> TASK OBJECTIVE: Below are the entries; count the lines in them that contain the word "площадь" and give only the number.

[Stored entries]
□ □ □ □
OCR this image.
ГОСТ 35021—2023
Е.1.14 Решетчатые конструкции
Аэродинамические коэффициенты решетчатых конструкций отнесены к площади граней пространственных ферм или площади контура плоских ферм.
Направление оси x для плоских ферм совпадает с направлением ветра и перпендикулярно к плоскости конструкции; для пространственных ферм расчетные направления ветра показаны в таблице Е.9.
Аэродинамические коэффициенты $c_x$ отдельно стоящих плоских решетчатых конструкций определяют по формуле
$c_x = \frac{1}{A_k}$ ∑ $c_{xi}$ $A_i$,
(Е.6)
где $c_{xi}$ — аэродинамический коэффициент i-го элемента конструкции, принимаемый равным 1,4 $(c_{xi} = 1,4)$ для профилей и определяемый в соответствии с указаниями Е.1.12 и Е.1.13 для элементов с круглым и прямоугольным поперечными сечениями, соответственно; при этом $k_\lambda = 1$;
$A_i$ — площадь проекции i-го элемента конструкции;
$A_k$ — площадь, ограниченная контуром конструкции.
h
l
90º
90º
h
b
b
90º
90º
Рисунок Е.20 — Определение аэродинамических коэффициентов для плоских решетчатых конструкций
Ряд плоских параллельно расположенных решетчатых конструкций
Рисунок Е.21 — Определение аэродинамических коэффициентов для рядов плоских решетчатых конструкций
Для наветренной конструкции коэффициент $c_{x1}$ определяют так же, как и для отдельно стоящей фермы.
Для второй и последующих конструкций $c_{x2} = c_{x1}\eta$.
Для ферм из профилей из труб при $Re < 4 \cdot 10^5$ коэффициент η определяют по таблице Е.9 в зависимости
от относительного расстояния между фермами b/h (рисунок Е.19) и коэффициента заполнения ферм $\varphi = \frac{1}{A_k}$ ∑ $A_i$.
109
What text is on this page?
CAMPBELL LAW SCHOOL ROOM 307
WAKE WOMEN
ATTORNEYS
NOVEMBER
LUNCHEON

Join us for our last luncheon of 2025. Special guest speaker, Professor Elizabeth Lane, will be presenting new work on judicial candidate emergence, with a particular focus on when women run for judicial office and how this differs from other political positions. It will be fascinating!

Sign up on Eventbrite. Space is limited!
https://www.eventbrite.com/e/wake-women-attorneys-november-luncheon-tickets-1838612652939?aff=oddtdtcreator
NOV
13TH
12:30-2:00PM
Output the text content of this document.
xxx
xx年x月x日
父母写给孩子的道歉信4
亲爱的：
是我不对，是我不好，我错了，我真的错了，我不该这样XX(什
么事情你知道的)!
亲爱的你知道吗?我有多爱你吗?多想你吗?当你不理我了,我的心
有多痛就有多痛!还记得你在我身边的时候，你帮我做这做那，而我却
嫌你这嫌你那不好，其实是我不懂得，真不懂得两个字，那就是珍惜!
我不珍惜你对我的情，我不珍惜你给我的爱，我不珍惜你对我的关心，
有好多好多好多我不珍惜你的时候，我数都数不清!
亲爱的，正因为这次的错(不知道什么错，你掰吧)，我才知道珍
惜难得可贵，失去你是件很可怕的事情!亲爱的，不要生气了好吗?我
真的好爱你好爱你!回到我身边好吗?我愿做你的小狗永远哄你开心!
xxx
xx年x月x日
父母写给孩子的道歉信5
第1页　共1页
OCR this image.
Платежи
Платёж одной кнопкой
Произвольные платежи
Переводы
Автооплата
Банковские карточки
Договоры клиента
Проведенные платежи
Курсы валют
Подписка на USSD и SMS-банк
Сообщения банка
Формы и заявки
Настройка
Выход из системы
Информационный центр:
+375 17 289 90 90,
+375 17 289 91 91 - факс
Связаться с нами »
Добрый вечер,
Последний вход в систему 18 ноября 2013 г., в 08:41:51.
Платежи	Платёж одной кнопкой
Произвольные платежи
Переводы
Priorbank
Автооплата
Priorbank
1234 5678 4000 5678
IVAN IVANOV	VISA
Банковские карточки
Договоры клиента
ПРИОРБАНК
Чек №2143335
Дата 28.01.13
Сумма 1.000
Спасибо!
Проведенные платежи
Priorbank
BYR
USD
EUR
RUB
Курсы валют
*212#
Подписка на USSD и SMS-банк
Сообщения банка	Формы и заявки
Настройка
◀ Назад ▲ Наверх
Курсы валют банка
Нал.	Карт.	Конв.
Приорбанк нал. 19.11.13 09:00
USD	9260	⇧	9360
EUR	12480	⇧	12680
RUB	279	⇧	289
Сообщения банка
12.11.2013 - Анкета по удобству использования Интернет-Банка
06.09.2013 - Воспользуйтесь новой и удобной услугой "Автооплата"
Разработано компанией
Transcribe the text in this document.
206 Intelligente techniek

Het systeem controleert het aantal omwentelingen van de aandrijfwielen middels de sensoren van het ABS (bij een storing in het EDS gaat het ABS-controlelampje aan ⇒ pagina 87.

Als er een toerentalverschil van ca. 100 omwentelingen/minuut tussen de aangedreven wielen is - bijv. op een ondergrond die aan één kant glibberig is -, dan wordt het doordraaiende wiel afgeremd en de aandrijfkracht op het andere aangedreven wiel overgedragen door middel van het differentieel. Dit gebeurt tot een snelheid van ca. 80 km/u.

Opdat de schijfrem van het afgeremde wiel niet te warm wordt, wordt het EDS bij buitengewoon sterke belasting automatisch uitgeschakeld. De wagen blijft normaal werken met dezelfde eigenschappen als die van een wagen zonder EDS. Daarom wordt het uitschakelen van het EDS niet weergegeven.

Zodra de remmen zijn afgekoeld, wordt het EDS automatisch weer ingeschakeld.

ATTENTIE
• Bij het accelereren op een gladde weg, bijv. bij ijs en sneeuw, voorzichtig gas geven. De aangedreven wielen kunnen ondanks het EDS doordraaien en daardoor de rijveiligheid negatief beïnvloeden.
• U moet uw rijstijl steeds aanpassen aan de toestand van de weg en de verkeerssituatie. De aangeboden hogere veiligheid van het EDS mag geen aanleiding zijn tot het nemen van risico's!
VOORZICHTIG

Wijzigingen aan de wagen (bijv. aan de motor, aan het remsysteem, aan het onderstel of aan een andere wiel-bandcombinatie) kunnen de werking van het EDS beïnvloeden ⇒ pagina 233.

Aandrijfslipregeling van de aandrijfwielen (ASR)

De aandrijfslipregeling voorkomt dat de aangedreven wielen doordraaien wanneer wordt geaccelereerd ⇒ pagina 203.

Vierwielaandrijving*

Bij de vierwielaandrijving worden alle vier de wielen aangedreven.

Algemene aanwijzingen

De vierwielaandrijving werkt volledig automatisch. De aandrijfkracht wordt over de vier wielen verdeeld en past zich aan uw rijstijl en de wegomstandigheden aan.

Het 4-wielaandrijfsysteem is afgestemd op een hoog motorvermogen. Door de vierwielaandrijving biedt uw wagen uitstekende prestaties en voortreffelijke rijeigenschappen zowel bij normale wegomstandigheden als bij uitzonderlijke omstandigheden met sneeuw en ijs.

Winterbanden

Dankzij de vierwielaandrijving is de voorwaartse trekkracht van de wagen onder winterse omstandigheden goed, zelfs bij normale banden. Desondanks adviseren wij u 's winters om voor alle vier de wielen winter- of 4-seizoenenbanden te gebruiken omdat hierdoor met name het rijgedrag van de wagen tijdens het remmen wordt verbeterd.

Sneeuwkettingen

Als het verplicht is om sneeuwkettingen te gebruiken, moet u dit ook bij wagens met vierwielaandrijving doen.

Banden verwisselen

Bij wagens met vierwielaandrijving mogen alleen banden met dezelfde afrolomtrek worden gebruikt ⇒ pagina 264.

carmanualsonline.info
□ □ □ □
> RESPONSE TO THIS EXERCISE: 2